::: DATA PROVIDED

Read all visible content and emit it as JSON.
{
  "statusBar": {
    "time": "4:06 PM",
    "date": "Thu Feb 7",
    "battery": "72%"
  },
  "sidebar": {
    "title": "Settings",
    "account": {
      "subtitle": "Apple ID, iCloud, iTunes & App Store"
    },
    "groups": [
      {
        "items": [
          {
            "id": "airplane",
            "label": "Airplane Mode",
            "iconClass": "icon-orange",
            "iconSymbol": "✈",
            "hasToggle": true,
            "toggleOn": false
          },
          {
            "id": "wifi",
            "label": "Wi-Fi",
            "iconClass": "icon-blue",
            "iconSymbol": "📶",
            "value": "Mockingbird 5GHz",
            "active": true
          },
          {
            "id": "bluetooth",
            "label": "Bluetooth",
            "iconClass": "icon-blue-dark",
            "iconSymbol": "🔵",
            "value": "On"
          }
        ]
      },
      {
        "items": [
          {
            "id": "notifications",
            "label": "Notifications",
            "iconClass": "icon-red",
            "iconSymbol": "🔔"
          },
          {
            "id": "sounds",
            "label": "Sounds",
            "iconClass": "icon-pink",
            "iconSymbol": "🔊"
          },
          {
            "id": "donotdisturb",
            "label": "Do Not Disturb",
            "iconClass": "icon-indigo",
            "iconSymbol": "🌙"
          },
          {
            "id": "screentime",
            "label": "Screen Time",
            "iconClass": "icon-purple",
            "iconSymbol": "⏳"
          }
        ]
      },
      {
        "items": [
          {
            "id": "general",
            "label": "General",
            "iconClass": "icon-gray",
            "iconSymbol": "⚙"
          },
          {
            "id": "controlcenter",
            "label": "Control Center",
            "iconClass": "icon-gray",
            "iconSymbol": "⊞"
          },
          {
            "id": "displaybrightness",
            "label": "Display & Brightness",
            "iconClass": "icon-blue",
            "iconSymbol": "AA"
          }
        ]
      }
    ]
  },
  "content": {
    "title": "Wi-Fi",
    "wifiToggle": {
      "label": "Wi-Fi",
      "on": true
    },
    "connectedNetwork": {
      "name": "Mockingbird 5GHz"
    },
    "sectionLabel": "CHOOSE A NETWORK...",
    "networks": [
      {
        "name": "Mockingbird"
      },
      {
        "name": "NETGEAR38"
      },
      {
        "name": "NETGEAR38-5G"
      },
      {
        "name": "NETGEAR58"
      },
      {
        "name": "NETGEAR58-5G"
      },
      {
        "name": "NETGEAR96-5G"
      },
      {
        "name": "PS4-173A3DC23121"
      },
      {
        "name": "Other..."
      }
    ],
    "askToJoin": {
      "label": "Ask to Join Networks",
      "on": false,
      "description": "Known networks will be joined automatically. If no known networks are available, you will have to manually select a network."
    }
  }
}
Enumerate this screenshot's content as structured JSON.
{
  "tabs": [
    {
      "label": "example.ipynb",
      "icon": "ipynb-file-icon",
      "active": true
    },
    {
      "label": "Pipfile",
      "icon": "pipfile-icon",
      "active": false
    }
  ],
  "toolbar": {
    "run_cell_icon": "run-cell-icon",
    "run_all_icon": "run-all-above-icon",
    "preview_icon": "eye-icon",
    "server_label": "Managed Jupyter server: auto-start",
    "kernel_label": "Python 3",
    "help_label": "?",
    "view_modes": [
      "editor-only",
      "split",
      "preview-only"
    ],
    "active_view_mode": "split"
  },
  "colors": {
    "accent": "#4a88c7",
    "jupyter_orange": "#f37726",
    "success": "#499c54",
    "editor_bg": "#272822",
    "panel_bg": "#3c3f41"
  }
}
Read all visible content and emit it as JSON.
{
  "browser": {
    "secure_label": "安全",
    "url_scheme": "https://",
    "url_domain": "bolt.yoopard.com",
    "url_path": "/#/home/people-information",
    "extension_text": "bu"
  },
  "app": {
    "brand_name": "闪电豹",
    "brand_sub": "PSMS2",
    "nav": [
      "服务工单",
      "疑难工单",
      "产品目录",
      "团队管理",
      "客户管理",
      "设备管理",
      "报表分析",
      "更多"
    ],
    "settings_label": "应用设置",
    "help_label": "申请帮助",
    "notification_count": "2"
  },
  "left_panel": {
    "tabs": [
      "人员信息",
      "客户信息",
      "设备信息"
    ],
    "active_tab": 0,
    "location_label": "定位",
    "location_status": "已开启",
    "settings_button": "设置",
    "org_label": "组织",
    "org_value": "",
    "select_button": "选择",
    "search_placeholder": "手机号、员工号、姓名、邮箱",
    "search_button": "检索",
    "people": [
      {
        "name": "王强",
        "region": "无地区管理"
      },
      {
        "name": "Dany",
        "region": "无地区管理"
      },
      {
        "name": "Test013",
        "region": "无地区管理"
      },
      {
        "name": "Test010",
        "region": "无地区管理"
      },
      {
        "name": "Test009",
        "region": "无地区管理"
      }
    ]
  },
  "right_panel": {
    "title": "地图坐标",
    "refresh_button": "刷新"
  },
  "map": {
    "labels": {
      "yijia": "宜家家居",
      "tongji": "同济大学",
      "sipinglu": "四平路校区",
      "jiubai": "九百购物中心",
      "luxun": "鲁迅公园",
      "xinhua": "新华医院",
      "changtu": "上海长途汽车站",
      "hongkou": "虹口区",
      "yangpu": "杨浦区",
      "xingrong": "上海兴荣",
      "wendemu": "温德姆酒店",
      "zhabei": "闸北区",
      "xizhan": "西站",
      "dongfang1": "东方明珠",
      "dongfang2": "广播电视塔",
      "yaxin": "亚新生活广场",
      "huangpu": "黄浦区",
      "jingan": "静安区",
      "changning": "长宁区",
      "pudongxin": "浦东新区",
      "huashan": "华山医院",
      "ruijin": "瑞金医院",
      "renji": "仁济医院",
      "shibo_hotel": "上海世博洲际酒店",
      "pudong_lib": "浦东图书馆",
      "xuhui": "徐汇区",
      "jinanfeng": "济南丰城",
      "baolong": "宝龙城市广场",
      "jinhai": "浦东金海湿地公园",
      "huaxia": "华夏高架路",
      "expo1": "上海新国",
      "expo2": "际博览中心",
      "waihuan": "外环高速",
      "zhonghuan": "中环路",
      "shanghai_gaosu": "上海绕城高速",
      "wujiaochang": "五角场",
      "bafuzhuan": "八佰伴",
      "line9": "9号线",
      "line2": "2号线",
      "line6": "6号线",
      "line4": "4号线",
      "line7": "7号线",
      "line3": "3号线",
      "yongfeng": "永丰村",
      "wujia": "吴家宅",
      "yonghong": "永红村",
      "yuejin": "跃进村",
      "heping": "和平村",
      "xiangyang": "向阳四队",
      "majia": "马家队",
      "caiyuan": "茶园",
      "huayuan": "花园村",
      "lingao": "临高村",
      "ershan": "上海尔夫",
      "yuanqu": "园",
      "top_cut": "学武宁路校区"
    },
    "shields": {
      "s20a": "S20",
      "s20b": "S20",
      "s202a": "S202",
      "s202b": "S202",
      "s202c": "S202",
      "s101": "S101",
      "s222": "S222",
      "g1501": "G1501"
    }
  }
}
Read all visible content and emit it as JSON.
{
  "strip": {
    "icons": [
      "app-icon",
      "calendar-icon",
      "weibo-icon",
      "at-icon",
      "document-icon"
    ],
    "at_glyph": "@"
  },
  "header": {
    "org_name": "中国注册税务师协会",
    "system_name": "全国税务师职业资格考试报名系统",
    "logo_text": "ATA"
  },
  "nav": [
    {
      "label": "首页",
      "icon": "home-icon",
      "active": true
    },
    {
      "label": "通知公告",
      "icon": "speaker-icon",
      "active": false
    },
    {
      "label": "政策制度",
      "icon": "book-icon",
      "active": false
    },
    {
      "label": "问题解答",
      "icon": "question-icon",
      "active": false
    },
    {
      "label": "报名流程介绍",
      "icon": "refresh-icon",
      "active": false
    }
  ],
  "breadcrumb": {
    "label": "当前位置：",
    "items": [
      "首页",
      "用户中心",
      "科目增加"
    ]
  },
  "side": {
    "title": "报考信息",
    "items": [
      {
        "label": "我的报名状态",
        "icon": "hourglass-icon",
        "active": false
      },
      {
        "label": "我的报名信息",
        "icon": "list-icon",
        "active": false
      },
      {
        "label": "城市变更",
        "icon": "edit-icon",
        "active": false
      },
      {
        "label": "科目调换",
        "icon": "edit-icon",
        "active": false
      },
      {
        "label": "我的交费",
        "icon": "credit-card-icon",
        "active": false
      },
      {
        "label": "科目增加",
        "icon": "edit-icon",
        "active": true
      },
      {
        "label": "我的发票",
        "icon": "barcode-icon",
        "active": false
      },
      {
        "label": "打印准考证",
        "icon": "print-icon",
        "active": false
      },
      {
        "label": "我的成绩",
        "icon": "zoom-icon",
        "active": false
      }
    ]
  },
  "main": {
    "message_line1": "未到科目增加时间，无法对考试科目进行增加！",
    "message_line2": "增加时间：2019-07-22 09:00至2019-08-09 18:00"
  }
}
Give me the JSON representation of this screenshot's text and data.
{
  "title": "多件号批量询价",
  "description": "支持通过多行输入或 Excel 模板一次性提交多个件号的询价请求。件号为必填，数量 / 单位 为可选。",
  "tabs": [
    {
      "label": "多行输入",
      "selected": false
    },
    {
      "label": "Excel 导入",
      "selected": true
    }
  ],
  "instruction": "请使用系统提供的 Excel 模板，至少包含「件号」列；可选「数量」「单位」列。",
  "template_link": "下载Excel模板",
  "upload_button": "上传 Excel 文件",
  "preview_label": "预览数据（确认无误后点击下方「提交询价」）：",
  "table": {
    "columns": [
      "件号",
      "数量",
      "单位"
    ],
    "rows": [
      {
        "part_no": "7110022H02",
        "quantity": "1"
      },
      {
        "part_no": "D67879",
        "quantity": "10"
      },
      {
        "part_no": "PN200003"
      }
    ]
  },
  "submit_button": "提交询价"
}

::::::

YOUR GOAL: Which lines above hold the word "people"? Copy each of them.

FINAL ANSWER:
    "url_path": "/#/home/people-information",
    "people": [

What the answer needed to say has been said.